» Quoted text:
_ _ _ _ _

FatFMS: The File Management Service
FatFMS is our distributed file management system. At its heart, FatFMS consolidates all the direct attached storage in a sub-cluster and treats it as one large hard drive. There are a few aspects of FatFMS that are noteworthy.
- Multiple copies – With the FatFMS, a user can store any number of copies of a given item across different hard drives.
- Flexible retrieval – Users can retrieve files by UNC list, URL list or stream.
- Metadata tag and search – Users of FatFMS can tag files with metadata and search for those files matching a given set of tags.
- SQL integration – FatFMS can help take the load off of SQL by storing large objects as physical files rather than keeping them in the SQL server database.
FatWQ: The Asynchronous Work Queue
The FatWQ is a high-speed asynchronous batch processing job work queue and execution engine that is backed by FatDB for all the goodness it brings. FatWQ works directly with simple FatProcessors that a user provides to execute individual steps of the job graph. Whatever a developer can code in C# can be exposed as a job processor. The philosophy of asynchronous “divide and conquer” is at the core of effective use of the technology.
Examples of possible usages are:
- Processing incoming leads for a sales team.
- Valuing stock portfolios for a brokerage firm.
- Transcoding media files.
- Fraud detection of financial transactions.
- Facial recognition processing from video feeds.
- Rendering animation frames.

_ _ _ _ _

» Material shown:

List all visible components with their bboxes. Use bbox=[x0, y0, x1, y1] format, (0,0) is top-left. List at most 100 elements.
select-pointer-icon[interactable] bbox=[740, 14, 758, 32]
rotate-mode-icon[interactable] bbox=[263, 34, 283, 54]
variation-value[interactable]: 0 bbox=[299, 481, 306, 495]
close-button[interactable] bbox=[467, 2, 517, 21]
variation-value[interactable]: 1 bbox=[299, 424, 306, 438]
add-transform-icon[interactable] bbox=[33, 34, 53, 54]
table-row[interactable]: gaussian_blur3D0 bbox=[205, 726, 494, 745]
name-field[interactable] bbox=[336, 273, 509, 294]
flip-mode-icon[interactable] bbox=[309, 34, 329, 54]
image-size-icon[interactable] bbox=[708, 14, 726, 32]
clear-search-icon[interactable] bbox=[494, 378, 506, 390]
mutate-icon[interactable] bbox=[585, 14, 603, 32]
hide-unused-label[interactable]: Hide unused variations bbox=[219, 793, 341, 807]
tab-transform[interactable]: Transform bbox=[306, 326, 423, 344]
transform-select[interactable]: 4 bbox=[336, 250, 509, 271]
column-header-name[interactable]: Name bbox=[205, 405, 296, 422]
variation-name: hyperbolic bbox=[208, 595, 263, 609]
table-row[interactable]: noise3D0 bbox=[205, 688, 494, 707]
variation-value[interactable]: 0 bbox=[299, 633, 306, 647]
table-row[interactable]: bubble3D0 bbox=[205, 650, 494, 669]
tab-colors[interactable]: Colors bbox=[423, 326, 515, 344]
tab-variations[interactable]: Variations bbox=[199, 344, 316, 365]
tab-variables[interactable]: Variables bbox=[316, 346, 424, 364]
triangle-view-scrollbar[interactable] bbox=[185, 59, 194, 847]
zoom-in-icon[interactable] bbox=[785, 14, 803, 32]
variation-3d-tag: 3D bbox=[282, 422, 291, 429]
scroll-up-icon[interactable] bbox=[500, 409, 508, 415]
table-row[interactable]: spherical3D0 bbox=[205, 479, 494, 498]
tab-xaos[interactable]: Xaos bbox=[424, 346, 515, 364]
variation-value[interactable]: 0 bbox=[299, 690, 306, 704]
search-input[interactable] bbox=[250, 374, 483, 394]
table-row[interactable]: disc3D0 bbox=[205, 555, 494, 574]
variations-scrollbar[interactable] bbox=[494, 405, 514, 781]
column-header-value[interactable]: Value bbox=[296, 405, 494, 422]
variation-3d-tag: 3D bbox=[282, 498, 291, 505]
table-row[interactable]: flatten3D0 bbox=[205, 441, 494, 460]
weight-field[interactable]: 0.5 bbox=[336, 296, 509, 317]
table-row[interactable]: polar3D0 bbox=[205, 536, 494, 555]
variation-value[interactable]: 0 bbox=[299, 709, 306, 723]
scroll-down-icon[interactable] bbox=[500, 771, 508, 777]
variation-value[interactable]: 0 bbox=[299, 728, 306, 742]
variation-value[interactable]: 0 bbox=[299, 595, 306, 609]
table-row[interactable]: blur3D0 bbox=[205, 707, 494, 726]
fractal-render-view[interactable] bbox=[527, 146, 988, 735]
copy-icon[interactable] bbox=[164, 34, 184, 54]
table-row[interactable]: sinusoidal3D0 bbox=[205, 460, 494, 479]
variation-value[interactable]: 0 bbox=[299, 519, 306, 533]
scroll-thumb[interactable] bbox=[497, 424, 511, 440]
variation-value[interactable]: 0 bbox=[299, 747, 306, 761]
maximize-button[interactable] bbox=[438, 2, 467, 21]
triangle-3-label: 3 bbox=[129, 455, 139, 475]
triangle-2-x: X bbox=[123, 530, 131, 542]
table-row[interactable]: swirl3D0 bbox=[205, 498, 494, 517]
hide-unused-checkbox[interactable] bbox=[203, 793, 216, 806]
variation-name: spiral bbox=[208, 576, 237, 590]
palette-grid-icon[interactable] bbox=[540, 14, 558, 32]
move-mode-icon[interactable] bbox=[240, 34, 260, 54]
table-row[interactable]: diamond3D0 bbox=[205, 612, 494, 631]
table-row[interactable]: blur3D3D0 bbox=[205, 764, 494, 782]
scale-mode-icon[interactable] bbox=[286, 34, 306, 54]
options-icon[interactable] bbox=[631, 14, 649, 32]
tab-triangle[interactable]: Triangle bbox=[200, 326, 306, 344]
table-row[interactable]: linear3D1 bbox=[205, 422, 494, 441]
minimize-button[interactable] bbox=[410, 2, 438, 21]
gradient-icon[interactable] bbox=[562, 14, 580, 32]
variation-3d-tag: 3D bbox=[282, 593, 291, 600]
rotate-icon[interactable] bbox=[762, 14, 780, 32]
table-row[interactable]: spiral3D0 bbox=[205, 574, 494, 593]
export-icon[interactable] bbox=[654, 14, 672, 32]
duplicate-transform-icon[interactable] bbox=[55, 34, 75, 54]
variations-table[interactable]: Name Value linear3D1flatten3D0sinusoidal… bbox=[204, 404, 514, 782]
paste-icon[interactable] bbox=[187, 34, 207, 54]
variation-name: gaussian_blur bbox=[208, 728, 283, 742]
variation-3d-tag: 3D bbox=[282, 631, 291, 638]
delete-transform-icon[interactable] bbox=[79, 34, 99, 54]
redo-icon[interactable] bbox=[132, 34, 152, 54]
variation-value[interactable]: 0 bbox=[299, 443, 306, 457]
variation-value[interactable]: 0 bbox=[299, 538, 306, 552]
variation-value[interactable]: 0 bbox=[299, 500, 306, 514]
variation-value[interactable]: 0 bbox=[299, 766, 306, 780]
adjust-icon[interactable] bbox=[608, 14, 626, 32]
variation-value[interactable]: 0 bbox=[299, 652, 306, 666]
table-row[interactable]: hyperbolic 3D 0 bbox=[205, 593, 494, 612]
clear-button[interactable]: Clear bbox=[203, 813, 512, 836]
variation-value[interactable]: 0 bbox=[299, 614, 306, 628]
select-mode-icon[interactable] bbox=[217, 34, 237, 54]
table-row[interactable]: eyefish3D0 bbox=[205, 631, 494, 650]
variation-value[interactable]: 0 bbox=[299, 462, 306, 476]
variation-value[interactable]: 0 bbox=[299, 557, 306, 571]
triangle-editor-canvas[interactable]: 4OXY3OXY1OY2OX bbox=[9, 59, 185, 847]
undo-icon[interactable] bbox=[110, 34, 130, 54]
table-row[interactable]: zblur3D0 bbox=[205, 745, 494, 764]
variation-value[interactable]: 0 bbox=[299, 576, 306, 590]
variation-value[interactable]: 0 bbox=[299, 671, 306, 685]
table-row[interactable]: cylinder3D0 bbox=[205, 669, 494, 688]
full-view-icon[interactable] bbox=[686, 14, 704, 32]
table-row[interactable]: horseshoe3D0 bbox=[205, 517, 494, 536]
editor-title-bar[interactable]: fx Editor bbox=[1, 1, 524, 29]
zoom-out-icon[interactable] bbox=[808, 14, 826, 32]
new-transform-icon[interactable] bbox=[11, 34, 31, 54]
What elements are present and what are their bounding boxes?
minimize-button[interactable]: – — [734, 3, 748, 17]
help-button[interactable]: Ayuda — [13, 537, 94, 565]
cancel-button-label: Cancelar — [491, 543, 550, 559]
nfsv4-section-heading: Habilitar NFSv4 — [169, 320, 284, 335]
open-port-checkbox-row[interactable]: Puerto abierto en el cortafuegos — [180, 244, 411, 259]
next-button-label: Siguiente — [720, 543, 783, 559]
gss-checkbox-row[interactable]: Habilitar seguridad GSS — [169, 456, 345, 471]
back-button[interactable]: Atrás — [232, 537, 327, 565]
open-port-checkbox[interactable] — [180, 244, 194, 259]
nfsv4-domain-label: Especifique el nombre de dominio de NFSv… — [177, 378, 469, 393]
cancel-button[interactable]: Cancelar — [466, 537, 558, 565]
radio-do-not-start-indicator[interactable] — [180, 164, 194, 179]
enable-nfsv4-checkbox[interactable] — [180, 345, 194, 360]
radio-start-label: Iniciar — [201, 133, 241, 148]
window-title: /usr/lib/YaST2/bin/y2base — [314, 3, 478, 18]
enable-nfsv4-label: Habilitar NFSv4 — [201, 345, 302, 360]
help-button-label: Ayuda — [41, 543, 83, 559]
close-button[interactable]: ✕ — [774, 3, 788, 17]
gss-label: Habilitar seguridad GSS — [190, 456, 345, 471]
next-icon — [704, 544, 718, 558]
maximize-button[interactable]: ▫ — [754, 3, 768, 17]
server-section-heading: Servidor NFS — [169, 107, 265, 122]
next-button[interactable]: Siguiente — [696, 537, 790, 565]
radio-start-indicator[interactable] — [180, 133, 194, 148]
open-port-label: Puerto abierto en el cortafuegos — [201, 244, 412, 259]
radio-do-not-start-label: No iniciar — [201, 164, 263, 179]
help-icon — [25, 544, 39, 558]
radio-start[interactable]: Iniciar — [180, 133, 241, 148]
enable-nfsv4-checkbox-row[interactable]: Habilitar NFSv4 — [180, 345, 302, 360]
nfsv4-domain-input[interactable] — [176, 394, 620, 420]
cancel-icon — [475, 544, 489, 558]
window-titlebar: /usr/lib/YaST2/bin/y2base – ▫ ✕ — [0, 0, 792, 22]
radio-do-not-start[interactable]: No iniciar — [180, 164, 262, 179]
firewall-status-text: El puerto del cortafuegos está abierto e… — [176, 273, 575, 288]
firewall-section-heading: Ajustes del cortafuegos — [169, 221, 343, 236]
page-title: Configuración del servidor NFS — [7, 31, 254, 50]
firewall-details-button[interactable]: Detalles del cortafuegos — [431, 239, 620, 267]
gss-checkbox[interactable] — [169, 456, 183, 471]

_ _ _ _ _

» Problems:
**1)** Answer these questions using the FatFMS and FatWQ description, one answer per line, marked (a), (b), (c):
(a) By what three means can users retrieve files from FatFMS?
(b) What backs the FatWQ?
(c) Code written in which language can be exposed as a job processor?
**2)** Reproduce the FatFMS and FatWQ description verbatim, from "Examples of possible" up to and including "Rendering animation frames.".

» Task-by-task outputs:
**1)**
(a) By UNC list, URL list or stream.
(b) FatDB.
(c) C#.

**2)**
Examples of possible usages are:
- Processing incoming leads for a sales team.
- Valuing stock portfolios for a brokerage firm.
- Transcoding media files.
- Fraud detection of financial transactions.
- Facial recognition processing from video feeds.
- Rendering animation frames.